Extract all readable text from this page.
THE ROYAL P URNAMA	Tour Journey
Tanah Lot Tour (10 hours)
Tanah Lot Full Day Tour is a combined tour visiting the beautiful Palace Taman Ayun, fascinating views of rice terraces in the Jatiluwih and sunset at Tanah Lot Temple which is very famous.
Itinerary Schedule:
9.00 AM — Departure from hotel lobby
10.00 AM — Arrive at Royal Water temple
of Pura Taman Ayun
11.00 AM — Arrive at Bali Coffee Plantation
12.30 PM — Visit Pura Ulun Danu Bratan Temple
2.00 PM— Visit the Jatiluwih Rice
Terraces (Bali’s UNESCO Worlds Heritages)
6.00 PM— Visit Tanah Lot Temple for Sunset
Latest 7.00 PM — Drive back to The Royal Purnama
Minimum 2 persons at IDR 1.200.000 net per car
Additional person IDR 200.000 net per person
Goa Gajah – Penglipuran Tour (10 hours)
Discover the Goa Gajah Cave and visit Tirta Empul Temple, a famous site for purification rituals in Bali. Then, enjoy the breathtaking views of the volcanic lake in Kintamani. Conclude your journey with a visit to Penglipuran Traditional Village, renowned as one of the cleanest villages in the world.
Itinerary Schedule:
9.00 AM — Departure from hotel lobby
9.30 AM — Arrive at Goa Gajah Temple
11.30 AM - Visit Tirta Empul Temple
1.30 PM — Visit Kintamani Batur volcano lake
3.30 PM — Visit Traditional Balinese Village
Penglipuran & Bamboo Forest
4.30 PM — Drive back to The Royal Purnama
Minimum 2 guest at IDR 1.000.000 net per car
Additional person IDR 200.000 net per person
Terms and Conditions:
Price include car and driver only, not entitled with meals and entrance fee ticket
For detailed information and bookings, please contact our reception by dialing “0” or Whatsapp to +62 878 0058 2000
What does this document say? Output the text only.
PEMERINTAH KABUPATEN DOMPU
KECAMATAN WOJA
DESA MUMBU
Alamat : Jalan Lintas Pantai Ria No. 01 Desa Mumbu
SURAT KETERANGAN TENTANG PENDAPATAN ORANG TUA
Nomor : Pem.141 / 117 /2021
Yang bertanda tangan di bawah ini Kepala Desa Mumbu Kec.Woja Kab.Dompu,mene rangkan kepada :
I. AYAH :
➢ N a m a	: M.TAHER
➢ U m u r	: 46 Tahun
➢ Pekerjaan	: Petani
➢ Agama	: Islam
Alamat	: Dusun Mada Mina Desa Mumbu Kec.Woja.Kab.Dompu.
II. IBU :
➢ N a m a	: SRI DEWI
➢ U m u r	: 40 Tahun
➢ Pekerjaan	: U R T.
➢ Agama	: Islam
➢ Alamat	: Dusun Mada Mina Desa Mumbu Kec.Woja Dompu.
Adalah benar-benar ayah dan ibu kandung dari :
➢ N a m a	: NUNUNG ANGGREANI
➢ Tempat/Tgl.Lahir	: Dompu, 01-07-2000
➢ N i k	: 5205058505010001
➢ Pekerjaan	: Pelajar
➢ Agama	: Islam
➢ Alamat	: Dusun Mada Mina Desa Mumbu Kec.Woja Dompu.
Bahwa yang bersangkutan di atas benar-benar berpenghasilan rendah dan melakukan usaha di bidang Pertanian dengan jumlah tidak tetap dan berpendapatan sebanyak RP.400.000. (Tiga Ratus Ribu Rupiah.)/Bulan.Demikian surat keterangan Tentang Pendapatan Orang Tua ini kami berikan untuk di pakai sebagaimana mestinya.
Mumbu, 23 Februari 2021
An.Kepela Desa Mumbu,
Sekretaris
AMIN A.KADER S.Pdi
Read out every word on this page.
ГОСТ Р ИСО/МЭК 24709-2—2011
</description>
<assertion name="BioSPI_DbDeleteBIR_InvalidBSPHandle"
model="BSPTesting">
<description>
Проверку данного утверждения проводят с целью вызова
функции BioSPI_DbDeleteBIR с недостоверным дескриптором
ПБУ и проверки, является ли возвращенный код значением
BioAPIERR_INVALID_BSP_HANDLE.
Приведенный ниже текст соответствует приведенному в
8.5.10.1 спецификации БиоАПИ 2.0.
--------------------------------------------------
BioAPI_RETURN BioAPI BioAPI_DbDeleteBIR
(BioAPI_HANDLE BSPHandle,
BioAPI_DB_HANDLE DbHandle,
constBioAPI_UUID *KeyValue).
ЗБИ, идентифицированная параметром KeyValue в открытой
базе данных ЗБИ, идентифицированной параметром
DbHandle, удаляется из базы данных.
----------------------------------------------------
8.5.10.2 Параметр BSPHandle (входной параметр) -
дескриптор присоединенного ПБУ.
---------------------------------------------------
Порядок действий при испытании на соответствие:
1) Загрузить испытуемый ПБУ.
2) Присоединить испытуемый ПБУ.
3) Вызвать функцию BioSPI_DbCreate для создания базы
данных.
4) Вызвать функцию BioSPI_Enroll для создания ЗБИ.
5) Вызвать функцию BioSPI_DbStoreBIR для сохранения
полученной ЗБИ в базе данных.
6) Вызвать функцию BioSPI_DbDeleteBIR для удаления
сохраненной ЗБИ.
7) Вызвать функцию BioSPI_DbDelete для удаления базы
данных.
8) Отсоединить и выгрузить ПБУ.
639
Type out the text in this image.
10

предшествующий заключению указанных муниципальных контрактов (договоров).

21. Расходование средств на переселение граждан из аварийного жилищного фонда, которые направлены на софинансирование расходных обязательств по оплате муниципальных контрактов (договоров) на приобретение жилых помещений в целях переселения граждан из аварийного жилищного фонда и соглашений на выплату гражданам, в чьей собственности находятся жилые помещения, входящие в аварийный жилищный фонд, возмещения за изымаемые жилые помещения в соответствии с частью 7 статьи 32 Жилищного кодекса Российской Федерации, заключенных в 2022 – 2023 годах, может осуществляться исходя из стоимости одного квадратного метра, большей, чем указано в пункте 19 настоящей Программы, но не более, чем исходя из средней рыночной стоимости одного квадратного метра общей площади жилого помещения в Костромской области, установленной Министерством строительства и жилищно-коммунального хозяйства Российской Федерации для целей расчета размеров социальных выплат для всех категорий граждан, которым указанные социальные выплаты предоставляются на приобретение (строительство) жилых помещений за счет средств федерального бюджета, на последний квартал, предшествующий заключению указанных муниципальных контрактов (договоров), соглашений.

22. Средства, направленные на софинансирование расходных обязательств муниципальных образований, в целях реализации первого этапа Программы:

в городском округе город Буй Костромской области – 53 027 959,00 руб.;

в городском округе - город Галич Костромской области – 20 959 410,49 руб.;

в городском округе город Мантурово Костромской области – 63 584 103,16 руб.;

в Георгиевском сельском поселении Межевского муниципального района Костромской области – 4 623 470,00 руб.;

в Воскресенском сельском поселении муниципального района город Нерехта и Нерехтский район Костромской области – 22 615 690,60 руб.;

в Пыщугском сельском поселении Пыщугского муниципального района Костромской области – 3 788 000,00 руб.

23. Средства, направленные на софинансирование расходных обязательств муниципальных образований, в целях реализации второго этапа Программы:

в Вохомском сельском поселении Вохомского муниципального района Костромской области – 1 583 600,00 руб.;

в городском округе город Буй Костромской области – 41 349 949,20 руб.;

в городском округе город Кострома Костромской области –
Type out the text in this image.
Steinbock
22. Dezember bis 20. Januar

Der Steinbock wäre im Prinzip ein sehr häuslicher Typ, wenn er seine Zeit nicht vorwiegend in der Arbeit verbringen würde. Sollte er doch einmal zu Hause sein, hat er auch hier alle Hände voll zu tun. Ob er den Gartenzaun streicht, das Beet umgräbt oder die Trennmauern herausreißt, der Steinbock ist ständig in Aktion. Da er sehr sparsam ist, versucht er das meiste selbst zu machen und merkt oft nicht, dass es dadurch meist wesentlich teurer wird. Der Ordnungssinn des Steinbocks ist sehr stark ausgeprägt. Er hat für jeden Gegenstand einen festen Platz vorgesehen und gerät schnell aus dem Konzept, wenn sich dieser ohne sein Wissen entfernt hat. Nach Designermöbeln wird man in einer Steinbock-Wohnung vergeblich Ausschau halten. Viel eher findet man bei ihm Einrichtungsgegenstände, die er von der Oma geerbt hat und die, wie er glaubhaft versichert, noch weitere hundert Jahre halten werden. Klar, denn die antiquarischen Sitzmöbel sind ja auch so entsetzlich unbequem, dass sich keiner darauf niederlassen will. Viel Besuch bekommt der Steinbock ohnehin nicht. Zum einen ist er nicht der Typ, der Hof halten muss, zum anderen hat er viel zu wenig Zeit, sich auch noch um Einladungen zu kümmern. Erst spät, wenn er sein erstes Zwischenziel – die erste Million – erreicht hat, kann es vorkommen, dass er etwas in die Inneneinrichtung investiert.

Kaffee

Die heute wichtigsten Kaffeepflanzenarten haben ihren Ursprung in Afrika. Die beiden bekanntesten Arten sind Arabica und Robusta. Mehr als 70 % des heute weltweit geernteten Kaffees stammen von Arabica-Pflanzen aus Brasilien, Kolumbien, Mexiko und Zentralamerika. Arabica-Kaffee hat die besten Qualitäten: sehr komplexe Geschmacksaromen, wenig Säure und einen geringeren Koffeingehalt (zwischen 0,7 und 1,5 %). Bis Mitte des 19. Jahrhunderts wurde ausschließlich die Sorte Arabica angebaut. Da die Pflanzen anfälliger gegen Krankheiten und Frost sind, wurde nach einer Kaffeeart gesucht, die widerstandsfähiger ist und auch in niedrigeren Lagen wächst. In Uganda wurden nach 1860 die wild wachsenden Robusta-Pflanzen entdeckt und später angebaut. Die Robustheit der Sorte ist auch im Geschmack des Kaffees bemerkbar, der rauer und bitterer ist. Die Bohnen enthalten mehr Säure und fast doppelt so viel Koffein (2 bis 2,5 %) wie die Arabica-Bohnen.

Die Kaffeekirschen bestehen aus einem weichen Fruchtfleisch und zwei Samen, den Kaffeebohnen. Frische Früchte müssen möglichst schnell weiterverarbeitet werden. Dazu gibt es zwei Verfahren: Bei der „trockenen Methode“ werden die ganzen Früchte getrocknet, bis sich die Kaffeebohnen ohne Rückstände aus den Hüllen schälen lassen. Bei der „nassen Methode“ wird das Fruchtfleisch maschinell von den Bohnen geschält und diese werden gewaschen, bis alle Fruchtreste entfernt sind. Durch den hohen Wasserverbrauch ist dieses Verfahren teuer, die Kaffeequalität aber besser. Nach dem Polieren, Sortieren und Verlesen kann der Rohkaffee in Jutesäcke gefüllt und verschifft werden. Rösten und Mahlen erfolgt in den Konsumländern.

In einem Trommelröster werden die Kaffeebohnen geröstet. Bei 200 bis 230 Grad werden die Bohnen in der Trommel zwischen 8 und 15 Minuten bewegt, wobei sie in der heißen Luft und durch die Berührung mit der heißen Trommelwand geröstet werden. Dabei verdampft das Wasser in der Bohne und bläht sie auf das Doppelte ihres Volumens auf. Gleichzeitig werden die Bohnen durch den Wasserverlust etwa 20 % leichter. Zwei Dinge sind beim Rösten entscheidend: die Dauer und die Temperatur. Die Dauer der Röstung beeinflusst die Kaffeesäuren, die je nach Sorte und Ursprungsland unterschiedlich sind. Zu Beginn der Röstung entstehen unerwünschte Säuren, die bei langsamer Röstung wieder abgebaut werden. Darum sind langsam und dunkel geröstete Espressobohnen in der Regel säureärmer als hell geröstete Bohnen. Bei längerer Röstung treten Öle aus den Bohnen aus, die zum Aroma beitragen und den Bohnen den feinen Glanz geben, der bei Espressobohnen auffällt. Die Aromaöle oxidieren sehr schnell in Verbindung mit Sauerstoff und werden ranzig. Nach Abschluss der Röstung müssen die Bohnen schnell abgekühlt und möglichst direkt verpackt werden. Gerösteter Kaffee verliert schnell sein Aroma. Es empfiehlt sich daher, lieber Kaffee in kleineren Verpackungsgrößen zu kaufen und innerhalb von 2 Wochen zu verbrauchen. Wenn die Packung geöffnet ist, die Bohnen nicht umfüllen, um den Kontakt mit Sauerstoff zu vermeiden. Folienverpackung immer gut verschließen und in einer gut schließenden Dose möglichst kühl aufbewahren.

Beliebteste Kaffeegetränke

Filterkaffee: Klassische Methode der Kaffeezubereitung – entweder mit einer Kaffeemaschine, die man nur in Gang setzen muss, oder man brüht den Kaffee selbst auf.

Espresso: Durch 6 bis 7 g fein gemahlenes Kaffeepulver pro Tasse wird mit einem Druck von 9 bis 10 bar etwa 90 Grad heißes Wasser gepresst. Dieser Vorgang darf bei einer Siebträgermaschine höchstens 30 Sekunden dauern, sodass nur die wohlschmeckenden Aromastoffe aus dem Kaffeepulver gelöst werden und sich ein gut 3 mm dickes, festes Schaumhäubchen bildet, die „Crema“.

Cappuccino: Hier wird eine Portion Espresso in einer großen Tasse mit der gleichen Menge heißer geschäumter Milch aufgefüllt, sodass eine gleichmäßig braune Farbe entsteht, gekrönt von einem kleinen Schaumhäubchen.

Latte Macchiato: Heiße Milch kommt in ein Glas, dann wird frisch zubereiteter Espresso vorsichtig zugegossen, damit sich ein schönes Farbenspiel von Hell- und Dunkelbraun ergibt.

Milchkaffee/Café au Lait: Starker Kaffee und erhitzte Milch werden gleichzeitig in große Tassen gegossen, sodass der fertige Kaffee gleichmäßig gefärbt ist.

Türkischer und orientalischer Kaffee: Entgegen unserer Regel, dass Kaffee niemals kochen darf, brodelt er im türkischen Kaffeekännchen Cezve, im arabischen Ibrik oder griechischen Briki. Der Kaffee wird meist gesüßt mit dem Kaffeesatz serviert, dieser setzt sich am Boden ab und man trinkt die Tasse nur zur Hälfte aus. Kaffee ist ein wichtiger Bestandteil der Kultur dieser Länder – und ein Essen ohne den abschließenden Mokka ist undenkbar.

==========

WHAT THE EXERCISE ASKS:
Every line of the listing that holds "Средства" should be found and copied.

RESULT OF THIS TASK:
22. Средства, направленные на софинансирование расходных обязательств муниципальных образований, в целях реализации первого этапа Программы:
23. Средства, направленные на софинансирование расходных обязательств муниципальных образований, в целях реализации второго этапа Программы:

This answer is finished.